__What to work on__. From the listing, collect all lines containing the word "data".
##############################
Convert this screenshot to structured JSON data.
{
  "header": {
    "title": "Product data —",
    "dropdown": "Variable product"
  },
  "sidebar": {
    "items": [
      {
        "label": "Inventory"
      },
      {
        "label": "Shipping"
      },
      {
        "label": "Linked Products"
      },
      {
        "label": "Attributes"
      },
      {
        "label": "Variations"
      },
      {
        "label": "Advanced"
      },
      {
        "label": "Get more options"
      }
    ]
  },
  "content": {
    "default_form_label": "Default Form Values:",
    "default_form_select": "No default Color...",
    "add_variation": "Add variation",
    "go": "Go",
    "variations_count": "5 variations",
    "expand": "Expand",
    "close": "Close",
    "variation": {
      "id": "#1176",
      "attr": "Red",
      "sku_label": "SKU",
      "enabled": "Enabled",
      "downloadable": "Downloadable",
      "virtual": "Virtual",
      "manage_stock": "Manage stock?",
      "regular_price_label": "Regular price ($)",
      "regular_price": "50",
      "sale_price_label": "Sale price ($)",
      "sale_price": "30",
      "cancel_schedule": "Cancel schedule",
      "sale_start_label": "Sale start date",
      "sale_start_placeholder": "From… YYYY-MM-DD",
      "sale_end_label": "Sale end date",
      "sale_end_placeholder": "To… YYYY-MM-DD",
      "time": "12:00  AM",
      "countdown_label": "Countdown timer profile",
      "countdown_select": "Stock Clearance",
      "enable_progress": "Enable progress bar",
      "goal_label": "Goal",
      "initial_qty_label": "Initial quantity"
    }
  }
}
##############################
__Task answer__.
Convert this screenshot to structured JSON data.
    "title": "Product data —",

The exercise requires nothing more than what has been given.